#### [STATED GOAL]
Each line that includes the word "Meloni" counts once; give the total and nothing more.

#### [STORED DATA]
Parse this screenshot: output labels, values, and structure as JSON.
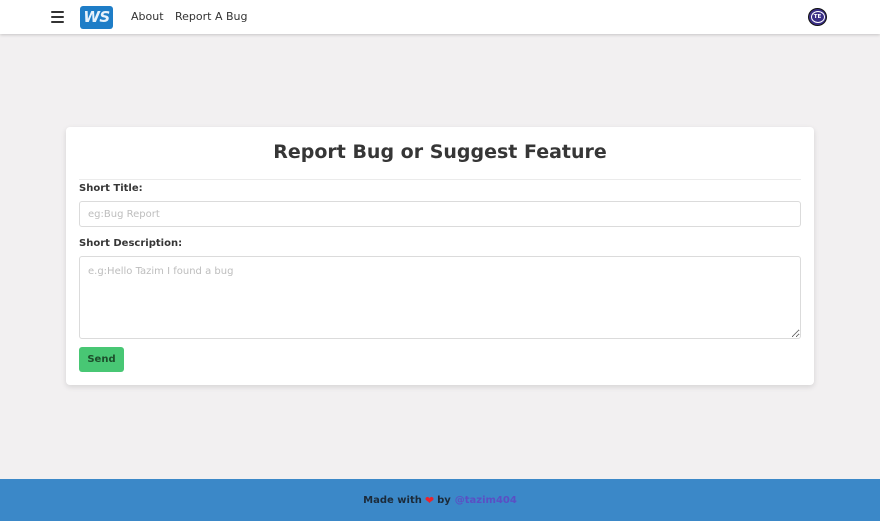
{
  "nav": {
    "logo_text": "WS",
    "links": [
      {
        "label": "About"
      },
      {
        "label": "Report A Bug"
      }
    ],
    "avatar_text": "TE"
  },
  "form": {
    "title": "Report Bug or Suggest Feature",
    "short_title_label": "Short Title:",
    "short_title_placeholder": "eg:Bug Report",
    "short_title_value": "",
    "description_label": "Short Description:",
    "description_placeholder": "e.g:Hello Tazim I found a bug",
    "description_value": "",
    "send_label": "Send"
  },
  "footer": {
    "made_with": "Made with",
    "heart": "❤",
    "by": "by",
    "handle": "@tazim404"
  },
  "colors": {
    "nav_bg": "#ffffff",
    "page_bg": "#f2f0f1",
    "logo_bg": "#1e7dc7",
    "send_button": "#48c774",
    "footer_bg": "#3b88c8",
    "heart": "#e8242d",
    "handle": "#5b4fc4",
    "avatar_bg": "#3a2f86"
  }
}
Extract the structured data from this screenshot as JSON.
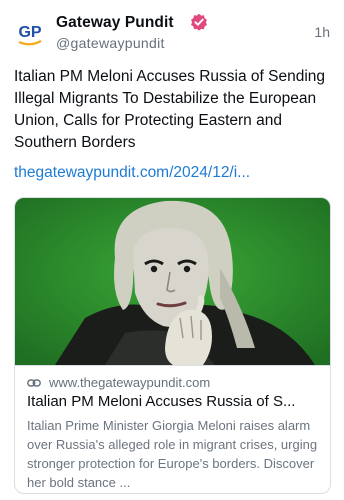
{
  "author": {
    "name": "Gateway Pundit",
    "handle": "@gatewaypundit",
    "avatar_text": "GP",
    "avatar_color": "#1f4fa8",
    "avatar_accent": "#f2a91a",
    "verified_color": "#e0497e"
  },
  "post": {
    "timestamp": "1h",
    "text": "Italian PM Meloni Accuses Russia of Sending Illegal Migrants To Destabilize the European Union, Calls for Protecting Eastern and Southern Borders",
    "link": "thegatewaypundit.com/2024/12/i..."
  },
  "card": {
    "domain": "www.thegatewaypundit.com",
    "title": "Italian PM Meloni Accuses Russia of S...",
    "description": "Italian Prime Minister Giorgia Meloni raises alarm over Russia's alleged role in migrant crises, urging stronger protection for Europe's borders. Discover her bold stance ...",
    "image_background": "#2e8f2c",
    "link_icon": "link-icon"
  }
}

--

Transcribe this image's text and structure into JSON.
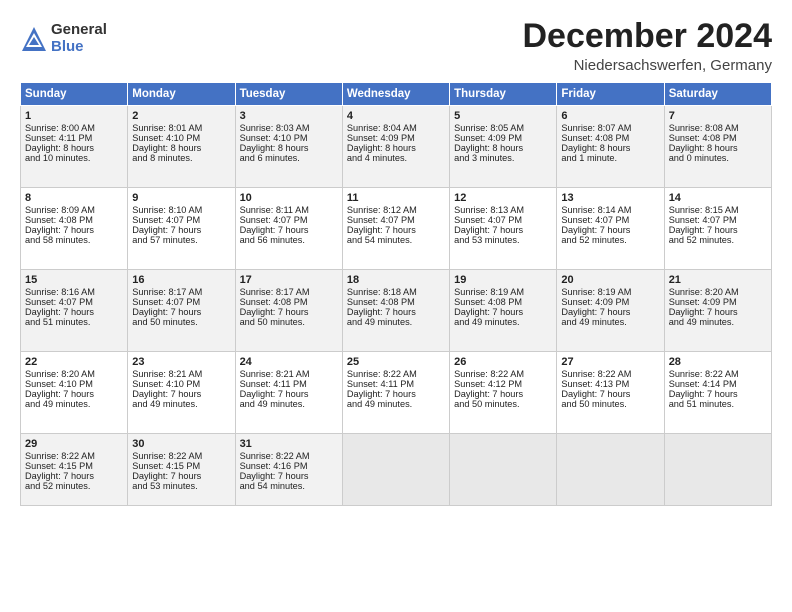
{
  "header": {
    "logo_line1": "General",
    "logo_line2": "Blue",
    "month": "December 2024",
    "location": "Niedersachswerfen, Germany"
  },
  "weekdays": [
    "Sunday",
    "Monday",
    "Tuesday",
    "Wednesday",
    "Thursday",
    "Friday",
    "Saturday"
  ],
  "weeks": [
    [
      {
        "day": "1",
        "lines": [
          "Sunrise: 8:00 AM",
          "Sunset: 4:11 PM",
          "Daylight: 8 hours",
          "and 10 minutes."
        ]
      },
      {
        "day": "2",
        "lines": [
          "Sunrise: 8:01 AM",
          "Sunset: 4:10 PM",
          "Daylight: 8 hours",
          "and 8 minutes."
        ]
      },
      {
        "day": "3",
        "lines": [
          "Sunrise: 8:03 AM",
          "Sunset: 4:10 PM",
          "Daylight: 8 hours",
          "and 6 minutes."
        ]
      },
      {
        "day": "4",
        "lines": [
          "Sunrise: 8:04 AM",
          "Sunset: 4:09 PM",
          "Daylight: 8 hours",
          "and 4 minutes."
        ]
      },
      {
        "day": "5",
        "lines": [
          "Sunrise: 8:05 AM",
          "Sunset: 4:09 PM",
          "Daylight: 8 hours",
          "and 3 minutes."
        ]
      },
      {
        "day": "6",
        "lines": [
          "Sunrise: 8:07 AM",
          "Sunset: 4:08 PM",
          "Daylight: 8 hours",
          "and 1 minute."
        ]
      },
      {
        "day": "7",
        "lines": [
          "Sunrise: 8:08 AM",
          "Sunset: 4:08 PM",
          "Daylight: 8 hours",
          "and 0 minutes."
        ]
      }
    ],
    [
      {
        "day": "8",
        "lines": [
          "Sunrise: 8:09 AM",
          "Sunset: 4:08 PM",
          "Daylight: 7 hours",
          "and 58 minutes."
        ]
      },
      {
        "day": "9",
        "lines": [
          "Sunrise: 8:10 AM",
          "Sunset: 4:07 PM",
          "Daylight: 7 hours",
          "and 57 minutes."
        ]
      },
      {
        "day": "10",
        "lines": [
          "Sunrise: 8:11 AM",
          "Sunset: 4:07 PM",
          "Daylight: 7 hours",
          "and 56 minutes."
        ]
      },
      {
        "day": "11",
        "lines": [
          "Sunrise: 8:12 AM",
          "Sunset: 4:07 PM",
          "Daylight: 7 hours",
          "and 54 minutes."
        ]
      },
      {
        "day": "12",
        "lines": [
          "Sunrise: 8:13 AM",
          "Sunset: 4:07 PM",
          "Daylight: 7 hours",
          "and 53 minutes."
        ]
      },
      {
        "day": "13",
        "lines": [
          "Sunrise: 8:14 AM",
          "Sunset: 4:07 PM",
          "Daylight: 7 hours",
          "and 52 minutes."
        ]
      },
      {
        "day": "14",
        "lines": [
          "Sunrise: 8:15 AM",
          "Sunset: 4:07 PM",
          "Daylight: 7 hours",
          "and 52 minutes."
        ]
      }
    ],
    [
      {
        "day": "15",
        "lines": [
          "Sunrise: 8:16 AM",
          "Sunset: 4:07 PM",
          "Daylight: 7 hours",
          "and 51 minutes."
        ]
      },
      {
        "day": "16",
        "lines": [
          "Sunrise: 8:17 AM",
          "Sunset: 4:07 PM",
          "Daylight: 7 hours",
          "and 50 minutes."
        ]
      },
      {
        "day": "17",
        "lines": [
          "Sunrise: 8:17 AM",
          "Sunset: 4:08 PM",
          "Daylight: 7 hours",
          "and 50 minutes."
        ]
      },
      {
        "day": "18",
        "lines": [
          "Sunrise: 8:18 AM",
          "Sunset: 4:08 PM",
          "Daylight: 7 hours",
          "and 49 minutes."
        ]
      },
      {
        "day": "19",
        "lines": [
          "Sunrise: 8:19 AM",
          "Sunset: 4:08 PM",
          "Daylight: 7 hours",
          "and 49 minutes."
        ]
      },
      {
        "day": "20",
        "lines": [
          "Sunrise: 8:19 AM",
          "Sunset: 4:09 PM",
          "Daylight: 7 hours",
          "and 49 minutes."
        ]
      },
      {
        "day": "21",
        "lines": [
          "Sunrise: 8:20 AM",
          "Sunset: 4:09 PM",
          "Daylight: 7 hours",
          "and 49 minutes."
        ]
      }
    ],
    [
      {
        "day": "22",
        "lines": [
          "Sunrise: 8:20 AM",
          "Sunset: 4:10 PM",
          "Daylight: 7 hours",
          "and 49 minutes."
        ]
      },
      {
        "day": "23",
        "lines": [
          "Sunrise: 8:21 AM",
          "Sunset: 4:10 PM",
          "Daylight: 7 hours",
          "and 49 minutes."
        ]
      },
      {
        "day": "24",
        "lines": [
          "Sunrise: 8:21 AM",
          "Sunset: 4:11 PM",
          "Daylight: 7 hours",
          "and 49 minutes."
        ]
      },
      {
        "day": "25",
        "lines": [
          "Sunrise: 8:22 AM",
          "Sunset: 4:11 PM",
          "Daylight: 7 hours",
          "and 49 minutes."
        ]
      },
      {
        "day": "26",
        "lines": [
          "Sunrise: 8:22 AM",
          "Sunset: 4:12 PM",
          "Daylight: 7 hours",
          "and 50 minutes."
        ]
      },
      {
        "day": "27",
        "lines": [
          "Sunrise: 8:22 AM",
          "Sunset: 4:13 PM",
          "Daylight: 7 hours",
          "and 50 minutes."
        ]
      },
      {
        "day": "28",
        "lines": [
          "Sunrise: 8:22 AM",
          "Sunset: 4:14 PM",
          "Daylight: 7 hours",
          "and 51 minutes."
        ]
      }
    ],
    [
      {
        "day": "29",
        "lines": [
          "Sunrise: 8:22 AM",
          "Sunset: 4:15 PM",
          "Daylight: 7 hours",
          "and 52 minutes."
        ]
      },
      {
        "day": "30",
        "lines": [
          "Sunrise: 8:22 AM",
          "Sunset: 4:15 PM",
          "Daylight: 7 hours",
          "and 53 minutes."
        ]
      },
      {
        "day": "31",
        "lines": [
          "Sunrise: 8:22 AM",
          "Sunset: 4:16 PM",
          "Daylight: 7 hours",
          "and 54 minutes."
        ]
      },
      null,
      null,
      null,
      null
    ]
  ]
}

#### [WRITTEN REPLY]
3